>> start DATA TO PROCESS

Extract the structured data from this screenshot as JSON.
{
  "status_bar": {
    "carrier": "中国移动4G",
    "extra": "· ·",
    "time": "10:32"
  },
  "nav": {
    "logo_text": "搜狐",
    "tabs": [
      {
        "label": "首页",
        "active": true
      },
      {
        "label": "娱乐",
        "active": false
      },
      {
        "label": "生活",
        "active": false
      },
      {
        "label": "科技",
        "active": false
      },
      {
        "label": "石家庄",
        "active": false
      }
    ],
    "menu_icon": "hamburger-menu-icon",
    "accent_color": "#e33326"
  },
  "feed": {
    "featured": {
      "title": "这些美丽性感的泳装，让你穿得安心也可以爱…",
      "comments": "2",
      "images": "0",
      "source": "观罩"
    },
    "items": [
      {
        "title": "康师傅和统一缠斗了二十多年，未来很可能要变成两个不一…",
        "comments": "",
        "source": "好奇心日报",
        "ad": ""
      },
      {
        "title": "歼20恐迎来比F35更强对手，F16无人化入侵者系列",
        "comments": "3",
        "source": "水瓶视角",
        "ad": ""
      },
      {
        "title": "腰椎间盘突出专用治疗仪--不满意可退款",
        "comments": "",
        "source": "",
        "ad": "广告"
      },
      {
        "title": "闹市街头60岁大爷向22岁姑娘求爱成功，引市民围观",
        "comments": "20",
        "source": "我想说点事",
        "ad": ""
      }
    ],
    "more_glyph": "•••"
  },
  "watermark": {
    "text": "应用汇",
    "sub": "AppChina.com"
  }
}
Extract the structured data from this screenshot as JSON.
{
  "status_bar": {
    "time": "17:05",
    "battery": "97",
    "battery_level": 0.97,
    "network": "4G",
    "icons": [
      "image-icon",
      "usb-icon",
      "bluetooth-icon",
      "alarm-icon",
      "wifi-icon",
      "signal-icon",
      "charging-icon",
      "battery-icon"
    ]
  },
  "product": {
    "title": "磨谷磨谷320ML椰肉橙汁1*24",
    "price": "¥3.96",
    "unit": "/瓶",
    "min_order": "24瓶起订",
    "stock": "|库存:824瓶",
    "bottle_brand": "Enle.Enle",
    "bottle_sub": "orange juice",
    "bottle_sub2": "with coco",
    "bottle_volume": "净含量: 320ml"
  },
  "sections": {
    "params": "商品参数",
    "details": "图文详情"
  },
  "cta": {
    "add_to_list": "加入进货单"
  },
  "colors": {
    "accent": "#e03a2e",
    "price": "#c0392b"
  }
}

>> end DATA TO PROCESS

INSTRUCTION:
Copy every line of the records word for word.

THE RESULT:
Extract the structured data from this screenshot as JSON.
{
  "status_bar": {
    "carrier": "中国移动4G",
    "extra": "· ·",
    "time": "10:32"
  },
  "nav": {
    "logo_text": "搜狐",
    "tabs": [
      {
        "label": "首页",
        "active": true
      },
      {
        "label": "娱乐",
        "active": false
      },
      {
        "label": "生活",
        "active": false
      },
      {
        "label": "科技",
        "active": false
      },
      {
        "label": "石家庄",
        "active": false
      }
    ],
    "menu_icon": "hamburger-menu-icon",
    "accent_color": "#e33326"
  },
  "feed": {
    "featured": {
      "title": "这些美丽性感的泳装，让你穿得安心也可以爱…",
      "comments": "2",
      "images": "0",
      "source": "观罩"
    },
    "items": [
      {
        "title": "康师傅和统一缠斗了二十多年，未来很可能要变成两个不一…",
        "comments": "",
        "source": "好奇心日报",
        "ad": ""
      },
      {
        "title": "歼20恐迎来比F35更强对手，F16无人化入侵者系列",
        "comments": "3",
        "source": "水瓶视角",
        "ad": ""
      },
      {
        "title": "腰椎间盘突出专用治疗仪--不满意可退款",
        "comments": "",
        "source": "",
        "ad": "广告"
      },
      {
        "title": "闹市街头60岁大爷向22岁姑娘求爱成功，引市民围观",
        "comments": "20",
        "source": "我想说点事",
        "ad": ""
      }
    ],
    "more_glyph": "•••"
  },
  "watermark": {
    "text": "应用汇",
    "sub": "AppChina.com"
  }
}
Extract the structured data from this screenshot as JSON.
{
  "status_bar": {
    "time": "17:05",
    "battery": "97",
    "battery_level": 0.97,
    "network": "4G",
    "icons": [
      "image-icon",
      "usb-icon",
      "bluetooth-icon",
      "alarm-icon",
      "wifi-icon",
      "signal-icon",
      "charging-icon",
      "battery-icon"
    ]
  },
  "product": {
    "title": "磨谷磨谷320ML椰肉橙汁1*24",
    "price": "¥3.96",
    "unit": "/瓶",
    "min_order": "24瓶起订",
    "stock": "|库存:824瓶",
    "bottle_brand": "Enle.Enle",
    "bottle_sub": "orange juice",
    "bottle_sub2": "with coco",
    "bottle_volume": "净含量: 320ml"
  },
  "sections": {
    "params": "商品参数",
    "details": "图文详情"
  },
  "cta": {
    "add_to_list": "加入进货单"
  },
  "colors": {
    "accent": "#e03a2e",
    "price": "#c0392b"
  }
}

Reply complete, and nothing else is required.